[EXERCISE TEXT Boundary: Start]

Sheep's eyeball - Credit:  Mo Styles
Sheep's eyeball Credit: Mo Styles

There are some obvious logistical hurdles to overcome when trying to collate the most disgusting foods in the world, as Ahrens explains. “Some things we’ve been lucky to find relatively close, but in most cases we were chasing down suppliers and shipping them from all over the world. The hardest thing to get old of was the three-penis wine from China. It’s made from the penises of seals, deer and dogs that have been soaked in rice wine.”  It tastes like Jagermeister, according to Ahrens.

But it’s not all maggot-infested cheese and animal nether-regions; alongside them sit haggis, black pudding, American root beer and lobster. “Disgust is one of the six universal emotions,” explains Ahrens. “It’s our evolutionary failsafe from poisonous or dangerous food, and we develop it through seeing our parents eating and enjoying certain foods.

"If I had grown up on a shepherd’s farm in Sardinia, eating Casu Marzu would be entirely normal. I’m from Sweden and I love Swedish salted liquorice, but it’s one of the most spat-out things at the museum because people haven’t grown up with it like I have.”

How many could you stomach? Pictured: Casu Marzu from Sardinia - Credit:  Mo Styles
How many could you stomach? Pictured: Casu Marzu from Sardinia Credit: Mo Styles

And this brings me onto my next query; the reaction of visitors. “We’ve had 24 vomits so far”, Ahrens informs me. Visitors are handed sick bags as soon as they enter the building – Ahrens recounts two people vomiting at the mere smell of the famously foul durian fruit, from southeast Asia. Ahrens admits he quite likes the smell, but then again working in a museum filled with fermented, pickled and rotten foods is likely to desensitise you.

The museum also features a tasting bar, with 10 or so products rotating daily and even a ‘faces of disgust’ photo booth to capture the moment you wish you hadn’t put that mopane worm in your mouth. “At the weekend we open cans of surströmming (putrid herring) for people to try – of the 24 vomits, 14 have been as a result of eating that.”

But why do we put ourselves through this: what’s fun about ingesting the most disgusting edible imaginable? This is to do with a reaction at the opposite end of our emotional colour wheel; curiosity. We are hardwired to collect information that may be useful to us – it may help us to avoid poisoning, or keep us out of danger. Reading, watching videos or, indeed, visiting a museum exhibiting something disgusting, allows enough distance for our curiosity to roam free without fear of coming to actual harm.

[EXERCISE TEXT Boundary: End]
[EXTRACTED INFORMATION Boundary: Start]

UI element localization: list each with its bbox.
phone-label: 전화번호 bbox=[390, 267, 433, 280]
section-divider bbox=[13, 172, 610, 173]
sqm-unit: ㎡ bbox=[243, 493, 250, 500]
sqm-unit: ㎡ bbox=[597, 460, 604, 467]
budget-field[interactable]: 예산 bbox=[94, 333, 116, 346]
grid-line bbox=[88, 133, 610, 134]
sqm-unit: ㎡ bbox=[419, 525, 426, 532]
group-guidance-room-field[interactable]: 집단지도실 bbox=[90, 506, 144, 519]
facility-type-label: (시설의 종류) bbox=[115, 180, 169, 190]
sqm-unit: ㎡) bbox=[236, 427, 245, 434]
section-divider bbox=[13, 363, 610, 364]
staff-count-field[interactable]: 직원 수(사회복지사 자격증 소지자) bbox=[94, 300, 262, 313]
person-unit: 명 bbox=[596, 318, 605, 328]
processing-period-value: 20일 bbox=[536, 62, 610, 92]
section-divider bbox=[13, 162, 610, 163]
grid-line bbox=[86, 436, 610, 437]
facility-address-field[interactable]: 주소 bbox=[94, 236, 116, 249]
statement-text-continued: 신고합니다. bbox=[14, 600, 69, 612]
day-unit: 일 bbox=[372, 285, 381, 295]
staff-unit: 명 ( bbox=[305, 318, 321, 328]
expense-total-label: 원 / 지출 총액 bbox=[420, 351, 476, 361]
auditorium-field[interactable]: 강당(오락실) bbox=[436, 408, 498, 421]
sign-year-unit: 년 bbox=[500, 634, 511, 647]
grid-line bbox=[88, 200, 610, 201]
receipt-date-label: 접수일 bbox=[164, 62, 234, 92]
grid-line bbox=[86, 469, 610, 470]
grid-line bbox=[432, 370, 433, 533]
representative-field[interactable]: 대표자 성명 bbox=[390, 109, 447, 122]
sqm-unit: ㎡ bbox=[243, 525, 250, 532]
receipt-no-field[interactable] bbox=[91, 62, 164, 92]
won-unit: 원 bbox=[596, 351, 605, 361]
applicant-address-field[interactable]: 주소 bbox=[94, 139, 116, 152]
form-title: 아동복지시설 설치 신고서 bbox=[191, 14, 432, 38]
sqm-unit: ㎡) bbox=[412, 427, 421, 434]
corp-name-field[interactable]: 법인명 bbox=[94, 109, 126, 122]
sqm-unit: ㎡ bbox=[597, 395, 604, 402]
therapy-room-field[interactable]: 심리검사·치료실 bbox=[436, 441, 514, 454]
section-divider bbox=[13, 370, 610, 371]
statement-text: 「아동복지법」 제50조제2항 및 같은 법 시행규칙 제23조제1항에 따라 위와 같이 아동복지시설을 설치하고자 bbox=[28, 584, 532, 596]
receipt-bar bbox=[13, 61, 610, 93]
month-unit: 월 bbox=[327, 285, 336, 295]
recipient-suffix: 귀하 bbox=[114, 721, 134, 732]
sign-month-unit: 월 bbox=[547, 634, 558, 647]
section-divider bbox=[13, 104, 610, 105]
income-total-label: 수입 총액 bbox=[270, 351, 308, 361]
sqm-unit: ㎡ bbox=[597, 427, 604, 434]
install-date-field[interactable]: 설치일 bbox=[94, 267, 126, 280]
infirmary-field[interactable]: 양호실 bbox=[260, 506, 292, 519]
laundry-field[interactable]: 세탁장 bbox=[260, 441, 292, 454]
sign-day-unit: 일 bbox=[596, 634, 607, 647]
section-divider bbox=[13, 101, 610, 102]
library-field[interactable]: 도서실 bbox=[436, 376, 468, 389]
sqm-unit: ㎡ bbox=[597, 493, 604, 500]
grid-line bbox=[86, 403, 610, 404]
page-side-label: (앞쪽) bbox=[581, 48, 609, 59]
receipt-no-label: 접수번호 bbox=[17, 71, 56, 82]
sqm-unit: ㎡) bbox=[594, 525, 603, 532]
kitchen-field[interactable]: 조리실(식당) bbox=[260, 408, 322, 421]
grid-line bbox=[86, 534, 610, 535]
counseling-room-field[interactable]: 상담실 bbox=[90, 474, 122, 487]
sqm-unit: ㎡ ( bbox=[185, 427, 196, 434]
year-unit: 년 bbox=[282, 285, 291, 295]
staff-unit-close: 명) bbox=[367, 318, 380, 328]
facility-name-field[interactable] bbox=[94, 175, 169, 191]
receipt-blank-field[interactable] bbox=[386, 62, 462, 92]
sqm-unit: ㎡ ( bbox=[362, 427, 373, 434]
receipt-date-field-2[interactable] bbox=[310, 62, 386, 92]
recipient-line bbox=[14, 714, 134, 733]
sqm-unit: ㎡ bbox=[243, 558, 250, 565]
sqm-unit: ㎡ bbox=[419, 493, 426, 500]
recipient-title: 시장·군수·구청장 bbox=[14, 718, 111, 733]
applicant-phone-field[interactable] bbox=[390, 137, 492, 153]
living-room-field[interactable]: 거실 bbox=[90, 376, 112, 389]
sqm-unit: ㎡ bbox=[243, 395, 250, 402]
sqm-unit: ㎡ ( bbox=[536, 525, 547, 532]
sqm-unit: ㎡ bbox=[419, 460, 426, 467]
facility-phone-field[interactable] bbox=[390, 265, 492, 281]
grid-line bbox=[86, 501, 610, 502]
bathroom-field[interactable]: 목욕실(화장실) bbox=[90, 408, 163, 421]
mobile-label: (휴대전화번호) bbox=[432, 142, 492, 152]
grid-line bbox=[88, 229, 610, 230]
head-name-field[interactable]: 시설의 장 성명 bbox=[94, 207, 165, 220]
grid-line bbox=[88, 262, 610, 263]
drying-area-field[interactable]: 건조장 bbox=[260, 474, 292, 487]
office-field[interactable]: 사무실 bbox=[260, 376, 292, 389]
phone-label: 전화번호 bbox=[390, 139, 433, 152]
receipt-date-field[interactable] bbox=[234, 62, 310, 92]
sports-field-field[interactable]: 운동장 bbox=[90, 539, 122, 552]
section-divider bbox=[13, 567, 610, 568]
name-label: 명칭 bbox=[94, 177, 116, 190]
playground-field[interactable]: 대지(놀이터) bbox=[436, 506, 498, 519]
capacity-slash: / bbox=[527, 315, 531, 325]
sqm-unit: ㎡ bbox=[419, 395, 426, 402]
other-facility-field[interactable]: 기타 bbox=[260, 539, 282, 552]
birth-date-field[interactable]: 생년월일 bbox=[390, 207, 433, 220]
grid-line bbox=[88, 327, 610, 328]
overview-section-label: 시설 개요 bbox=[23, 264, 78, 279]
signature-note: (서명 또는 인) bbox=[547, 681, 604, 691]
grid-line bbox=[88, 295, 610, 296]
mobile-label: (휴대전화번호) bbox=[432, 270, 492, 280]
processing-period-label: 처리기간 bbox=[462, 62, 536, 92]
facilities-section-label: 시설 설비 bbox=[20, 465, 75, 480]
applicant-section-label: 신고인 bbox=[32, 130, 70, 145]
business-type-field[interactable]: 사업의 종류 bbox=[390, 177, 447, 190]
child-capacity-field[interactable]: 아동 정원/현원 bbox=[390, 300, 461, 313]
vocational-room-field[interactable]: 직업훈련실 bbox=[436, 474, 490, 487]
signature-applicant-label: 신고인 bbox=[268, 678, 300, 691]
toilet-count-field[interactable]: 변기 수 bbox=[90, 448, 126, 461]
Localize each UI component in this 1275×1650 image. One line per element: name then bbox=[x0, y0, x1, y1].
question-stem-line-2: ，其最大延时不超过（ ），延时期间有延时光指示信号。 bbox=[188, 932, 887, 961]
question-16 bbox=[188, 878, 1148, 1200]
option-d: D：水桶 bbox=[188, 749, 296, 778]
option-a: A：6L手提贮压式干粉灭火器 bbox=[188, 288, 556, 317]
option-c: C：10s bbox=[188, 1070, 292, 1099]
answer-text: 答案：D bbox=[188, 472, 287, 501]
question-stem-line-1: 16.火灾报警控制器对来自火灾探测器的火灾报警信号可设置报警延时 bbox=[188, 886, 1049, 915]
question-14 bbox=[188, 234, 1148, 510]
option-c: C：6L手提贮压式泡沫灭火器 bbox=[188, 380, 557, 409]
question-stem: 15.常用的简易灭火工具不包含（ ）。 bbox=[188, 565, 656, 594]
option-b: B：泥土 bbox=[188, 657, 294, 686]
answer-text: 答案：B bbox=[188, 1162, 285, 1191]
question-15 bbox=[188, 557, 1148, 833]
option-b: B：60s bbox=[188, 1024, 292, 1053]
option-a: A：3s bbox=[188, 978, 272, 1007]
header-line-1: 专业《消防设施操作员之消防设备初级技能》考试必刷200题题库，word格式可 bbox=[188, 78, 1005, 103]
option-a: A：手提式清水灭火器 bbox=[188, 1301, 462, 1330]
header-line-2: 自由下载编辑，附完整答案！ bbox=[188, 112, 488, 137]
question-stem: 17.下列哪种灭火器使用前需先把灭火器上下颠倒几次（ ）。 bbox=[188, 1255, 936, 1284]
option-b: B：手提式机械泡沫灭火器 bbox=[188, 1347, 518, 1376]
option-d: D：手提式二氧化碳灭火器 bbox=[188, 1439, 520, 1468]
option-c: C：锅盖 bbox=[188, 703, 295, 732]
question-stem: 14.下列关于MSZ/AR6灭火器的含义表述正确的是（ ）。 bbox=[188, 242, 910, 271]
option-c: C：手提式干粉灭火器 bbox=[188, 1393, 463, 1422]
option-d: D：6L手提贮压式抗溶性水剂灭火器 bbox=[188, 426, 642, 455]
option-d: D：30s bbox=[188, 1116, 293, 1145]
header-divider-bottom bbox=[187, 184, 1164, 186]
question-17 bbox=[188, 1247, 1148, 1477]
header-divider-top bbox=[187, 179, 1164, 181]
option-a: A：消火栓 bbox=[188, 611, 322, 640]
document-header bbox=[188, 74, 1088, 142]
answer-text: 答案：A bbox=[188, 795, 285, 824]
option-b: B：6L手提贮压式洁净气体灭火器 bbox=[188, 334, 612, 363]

[EXTRACTED INFORMATION Boundary: End]

ASSIGNED TASK A –
Answer from the disgusting-food museum text, one line per answer:
(i) What is the three-penis wine from China made from?
(ii) Which Swedish food is among the most spat-out things at the museum?
(iii) Of the 24 vomits, how many came from eating surströmming?
ASSIGNED TASK B – Write what comes next in the disgusting-food museum text, starting after its final sentence.
The items come from a separate source, unrelated to the text.

OUTPUT A –
(i) The penises of seals, deer and dogs soaked in rice wine.
(ii) Swedish salted liquorice.
(iii) 14.

OUTPUT B –
And it’s true; there’s something grotesquely appealing about disgusting foods, as any childhood fan of Roald Dahl can testify. I remember revelling in the detailed descriptions of Grandma eating insects in George’s Marvelous Medicine, Centipede’s ode to slobbages and wampfish roes in James and the Giant Peach, and goose livers stuffed into donuts and enjoyed by Farmer Bruce in Fantastic Mr Fox (though, in retrospect, this sounds right up the street of St John’s restaurant in London). Whether I want to eat them myself, though, is a different matter.

Visitors sampling Swedish surströmming (putrid herring) outside - Credit: Mo Styles
Visitors sampling Swedish surströmming (putrid herring) outside Credit: Mo Styles

Having said this, the museum does have the odd success. Ahrens tells me he was very pleasantly surprised by the taste of bull testicles after deep frying a few at the weekend for his visitors. “We had a girl, maybe aged seven, who ate about ten pieces as she liked them so much.”

What Ahrens loves about curating the museum, besides the reactions of visitors, is the amount he has learned about different cultures and the different circumstances in which these perceived disgusting foods came into existence. “The most frequent question we are asked it 'why did people decide to eat this?' and normally it’s a very natural process; pickling to preserve in the times before refrigerators and so on, but sometimes even we go 'actually, I have no idea how this food came into being.'"

If you yearn for sheep’s eyeball or sip of mouse wine, you may be in luck; though the exhibition will remain permanently based in Sweden, talks are underway about the possibility of popups in major cities around Europe, so London might be getting its own taste of Malmo’s Disgusting Foods.